Metin bölümü.
Mercan: Sıfırdan başlayacak değiliz tabi ki. Süreç devam ediyor. Genel kurul da bu süreçte önemli bir durak. Uzun bir yolumuz var. İş hayatına geçtiğinizde üniversitede size anlatılandan çok farklı bir çalışma ortamına geçiyorsunuz. Bu ikisi arasında bu kadar büyük bir fark olması gerçekten çok kötü. Mimarlık genel olarak üniversite seçme sınavında yüksek puan isteyen, zor bir eğitim sürecinden geçen bir meslek iken çok daha zorlu bir çalışma sürecine adapte olması gerekiyor genç meslektaşlarımızın. MDTH olarak genç meslektaşlarımızın bu kırılmayı yaşamaması için, üniversitelerde de hukuk çalıştayları yaparak, mimarlık öğrencilerine çalışma yaşamında haklarını öğretmek gerekiyor. Bunlardan bir haber olan bir insan sömürülmeye açıktır. Çalışma yaşamındaki hak gasplarına karşı eğitimlerle dayanışmayı büyüterek ören bir yer oluşturmak amacındayız. Hukuk çalıştaylarıya, ücretsiz atölyelerimizle, dayanışma forumlarımızla mimarları piyasadaki olumsuz durumlardan koruyabilecek bir donanımla bir araya getirmek amacımız. Etkinliklerimizde sunduğumuz çocuk bakım desteğini oda etkinliklerine taşımayı hedefliyoruz.

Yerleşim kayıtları
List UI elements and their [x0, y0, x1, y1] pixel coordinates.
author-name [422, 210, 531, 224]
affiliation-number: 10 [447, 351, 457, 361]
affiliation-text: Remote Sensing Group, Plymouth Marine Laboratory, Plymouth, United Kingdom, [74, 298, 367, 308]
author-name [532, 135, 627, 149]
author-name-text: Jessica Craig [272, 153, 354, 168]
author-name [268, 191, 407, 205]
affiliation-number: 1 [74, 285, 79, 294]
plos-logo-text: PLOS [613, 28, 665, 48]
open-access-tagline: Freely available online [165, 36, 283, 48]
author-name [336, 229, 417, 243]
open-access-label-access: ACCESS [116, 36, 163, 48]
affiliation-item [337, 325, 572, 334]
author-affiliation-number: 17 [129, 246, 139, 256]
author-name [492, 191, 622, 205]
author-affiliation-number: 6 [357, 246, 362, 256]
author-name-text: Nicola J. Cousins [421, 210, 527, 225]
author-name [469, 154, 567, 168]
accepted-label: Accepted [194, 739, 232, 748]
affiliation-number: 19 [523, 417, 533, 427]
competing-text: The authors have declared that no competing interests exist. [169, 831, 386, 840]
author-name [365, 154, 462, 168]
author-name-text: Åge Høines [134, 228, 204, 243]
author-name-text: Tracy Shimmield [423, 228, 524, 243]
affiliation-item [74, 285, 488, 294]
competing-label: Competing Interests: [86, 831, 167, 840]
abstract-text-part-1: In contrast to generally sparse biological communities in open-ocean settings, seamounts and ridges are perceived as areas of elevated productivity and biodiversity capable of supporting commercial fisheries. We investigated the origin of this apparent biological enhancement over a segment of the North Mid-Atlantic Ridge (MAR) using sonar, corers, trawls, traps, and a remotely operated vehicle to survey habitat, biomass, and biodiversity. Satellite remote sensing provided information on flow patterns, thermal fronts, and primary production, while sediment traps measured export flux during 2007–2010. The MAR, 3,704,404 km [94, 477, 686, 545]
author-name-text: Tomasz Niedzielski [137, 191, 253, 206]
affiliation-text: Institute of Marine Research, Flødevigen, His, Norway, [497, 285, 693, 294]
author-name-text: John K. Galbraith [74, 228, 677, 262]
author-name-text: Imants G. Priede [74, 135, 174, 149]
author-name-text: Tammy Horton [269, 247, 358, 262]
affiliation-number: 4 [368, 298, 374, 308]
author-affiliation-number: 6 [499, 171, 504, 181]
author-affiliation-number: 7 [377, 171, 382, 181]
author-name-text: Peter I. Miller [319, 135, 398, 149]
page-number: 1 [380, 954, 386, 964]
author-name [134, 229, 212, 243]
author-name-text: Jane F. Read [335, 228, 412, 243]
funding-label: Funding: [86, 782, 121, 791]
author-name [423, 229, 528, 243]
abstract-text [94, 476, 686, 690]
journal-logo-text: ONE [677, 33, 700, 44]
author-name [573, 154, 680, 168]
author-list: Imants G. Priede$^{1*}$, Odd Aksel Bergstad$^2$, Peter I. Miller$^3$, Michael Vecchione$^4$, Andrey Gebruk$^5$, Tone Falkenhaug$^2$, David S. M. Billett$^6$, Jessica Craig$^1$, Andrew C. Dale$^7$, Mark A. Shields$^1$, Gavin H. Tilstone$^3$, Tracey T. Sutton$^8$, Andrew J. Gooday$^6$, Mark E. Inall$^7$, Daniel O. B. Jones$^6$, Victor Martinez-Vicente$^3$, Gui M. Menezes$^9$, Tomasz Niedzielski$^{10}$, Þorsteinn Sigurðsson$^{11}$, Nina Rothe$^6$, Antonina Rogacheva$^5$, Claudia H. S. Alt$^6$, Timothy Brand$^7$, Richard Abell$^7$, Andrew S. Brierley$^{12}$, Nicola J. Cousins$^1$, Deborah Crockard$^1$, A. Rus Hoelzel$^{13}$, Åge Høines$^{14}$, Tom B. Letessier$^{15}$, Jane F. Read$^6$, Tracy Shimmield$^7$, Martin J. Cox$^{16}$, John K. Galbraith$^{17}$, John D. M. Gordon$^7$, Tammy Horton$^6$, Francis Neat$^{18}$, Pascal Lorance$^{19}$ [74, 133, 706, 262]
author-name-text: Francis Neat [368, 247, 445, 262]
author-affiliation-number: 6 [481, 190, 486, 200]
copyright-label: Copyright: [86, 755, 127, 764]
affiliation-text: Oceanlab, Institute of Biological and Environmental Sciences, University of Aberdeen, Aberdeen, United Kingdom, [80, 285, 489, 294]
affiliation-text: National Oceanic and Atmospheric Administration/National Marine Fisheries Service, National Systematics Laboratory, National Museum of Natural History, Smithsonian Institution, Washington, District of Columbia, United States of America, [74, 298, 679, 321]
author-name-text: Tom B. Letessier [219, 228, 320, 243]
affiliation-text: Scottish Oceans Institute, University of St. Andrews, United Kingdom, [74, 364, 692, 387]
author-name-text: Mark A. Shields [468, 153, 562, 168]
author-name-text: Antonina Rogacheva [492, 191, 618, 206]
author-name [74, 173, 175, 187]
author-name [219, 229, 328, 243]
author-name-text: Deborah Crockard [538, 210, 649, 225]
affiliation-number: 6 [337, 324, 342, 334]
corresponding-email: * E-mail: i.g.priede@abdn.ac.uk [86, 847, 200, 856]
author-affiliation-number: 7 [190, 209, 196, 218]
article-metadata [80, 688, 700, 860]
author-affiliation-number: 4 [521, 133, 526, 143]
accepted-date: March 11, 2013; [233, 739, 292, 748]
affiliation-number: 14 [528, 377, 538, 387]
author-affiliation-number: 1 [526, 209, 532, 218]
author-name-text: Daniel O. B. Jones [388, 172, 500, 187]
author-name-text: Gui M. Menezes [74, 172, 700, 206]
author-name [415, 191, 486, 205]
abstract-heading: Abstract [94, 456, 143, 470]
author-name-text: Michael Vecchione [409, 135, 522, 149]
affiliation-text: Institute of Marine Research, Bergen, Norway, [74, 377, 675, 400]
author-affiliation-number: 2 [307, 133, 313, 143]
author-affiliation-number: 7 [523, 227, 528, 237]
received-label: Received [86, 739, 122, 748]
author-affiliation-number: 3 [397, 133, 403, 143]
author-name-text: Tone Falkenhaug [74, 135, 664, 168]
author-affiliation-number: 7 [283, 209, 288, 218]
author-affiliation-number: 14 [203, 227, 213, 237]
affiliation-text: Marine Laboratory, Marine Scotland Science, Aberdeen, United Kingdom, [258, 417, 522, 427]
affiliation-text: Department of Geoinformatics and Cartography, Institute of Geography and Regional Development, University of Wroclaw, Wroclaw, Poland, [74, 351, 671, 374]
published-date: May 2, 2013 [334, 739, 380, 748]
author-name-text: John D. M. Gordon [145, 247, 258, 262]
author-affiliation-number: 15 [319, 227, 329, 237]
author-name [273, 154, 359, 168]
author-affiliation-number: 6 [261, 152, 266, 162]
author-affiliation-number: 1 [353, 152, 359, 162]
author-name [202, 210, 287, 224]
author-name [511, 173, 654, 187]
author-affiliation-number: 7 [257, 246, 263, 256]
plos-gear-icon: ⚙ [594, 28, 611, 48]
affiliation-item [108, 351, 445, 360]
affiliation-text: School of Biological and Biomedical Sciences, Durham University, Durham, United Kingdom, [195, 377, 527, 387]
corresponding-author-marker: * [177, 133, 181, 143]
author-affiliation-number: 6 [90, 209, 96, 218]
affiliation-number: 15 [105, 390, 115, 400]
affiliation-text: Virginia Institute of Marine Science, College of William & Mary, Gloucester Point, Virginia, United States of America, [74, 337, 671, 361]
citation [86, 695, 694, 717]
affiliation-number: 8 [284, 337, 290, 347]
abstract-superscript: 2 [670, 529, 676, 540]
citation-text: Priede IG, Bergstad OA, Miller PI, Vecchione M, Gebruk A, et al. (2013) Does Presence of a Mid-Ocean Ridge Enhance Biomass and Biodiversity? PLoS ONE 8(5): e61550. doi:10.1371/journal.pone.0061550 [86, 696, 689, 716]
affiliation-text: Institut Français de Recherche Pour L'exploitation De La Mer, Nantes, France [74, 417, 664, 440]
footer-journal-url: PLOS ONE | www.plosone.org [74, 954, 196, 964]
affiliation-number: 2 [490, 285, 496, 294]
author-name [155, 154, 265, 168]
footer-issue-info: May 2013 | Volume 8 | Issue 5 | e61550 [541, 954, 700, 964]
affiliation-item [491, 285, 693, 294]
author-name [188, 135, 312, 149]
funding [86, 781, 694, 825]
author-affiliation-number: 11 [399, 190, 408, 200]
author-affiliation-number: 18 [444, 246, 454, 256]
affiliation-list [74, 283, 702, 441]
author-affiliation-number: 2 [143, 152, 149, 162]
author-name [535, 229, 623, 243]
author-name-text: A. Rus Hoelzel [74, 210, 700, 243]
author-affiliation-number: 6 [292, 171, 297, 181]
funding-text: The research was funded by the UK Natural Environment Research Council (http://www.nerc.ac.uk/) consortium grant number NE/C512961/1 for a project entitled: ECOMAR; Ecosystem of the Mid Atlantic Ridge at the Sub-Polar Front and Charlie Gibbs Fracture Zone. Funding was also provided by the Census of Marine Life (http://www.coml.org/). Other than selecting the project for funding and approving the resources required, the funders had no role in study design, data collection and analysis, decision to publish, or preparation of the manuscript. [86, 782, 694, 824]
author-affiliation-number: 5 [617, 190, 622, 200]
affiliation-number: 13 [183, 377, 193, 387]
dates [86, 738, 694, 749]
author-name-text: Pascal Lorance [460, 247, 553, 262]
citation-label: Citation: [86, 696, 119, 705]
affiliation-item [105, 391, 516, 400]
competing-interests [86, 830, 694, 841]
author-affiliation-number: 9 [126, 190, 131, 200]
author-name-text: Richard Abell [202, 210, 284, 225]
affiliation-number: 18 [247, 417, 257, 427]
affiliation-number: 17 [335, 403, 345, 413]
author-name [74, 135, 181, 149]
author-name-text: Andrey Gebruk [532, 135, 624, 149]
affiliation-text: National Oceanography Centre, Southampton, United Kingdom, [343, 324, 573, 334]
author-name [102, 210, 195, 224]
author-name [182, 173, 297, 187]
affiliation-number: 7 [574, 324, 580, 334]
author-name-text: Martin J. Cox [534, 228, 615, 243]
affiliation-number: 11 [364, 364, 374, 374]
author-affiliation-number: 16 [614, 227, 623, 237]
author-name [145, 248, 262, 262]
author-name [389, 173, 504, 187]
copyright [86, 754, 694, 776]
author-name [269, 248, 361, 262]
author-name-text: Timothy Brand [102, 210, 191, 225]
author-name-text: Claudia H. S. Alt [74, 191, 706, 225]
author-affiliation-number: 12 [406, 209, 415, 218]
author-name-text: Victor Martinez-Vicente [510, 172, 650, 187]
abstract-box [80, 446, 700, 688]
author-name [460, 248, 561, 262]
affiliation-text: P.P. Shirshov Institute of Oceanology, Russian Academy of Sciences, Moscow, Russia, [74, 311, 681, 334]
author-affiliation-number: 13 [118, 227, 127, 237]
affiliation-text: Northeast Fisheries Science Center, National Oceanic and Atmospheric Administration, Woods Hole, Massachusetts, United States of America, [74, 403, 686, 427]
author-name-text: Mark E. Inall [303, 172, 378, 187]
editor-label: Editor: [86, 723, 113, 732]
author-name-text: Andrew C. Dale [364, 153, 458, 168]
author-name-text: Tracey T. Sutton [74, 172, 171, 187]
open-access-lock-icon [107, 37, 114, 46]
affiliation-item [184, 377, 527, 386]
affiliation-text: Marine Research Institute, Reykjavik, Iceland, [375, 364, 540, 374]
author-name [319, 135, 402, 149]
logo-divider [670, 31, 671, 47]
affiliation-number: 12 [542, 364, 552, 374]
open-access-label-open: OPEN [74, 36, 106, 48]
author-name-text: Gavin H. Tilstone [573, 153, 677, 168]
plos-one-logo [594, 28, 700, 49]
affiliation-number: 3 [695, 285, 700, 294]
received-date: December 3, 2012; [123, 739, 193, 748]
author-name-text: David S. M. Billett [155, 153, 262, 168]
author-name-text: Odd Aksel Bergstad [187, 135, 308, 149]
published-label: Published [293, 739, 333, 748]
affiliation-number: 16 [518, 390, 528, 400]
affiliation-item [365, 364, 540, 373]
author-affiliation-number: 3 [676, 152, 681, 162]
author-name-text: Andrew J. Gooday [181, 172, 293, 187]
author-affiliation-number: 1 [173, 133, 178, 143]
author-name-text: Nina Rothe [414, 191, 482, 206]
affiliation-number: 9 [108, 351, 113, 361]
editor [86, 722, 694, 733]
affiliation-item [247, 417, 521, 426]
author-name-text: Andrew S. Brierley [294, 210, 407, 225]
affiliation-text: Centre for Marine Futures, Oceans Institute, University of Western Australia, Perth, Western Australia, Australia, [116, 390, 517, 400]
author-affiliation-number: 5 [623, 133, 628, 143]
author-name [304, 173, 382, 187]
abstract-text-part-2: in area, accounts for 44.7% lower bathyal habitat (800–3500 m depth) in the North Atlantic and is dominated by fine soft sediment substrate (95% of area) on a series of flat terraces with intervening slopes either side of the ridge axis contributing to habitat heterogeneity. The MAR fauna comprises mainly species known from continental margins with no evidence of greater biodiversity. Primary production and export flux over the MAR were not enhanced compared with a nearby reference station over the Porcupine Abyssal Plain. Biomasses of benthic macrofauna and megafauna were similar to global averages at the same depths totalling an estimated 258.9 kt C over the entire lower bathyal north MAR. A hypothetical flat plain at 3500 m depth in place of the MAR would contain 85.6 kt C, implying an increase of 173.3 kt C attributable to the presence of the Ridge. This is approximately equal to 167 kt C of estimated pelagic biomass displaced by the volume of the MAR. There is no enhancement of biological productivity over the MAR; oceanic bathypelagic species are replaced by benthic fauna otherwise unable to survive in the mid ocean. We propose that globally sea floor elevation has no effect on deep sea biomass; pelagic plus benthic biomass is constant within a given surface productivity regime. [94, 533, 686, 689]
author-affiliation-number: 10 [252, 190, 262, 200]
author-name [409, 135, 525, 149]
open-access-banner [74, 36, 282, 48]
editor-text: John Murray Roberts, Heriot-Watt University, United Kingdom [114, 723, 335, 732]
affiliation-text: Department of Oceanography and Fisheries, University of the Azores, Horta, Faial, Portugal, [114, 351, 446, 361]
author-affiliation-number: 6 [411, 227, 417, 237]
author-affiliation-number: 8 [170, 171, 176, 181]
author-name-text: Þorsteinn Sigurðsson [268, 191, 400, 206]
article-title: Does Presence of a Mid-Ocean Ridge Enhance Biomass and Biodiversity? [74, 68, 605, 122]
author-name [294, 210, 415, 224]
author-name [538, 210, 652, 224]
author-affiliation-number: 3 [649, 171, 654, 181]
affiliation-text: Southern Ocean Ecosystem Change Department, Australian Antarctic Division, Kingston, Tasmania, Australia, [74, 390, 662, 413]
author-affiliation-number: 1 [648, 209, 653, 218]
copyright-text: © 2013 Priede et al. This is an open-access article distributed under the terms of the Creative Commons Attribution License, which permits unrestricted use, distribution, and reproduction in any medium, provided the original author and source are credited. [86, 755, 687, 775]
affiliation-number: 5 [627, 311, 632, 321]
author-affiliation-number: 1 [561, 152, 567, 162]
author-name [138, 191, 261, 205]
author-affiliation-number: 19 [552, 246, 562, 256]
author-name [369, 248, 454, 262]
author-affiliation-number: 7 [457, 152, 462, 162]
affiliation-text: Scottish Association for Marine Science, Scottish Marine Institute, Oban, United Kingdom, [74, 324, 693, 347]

Görev yönergesi. Mimarların çalışma hayatındaki hakları üzerine olan metni kaldığı yerden sürdürün. Bu listeye ihtiyaç yoktur.

Alıştırma sonucu.
Deniz: Mezun olan bir mimar mesleğe başlamadan önce oda olarak kendisine “mesleğe hoş geldin, hakların bunlar” diyeceğiz. Broşürümüz de hazır. Dayanışmaya hoş geldin demek istiyoruz ancak nasıl bir dayanışma ortamına da geldiğini yeni meslektaşlarımıza anlatmak gerektiğini düşünüyoruz. Eğitimimiz çok kolektif olmasına rağmen mesleğin aşırı bireysel bir şekilde icra ediliyor olması nedeniyle kolektif bir organizasyon kurmaya çalışıyoruz. Bu nedenle birbirimizden öğreneceğimiz çok şey var. Ama bunun için meslektaşlarımızın bir araya gelmek için sebeplere ihtiyaçları var. Bu sebepleri oluşturma gibi bir muradımız var. Biraz cesaret verme, biraz teşvik etme… Örneğin biz odada hukuk birimi kuracağız. Ücretli çalışan bir mimarın iş hayatında bir problem yaşadığında odasıyla iletişime geçmesi çok kıymetli.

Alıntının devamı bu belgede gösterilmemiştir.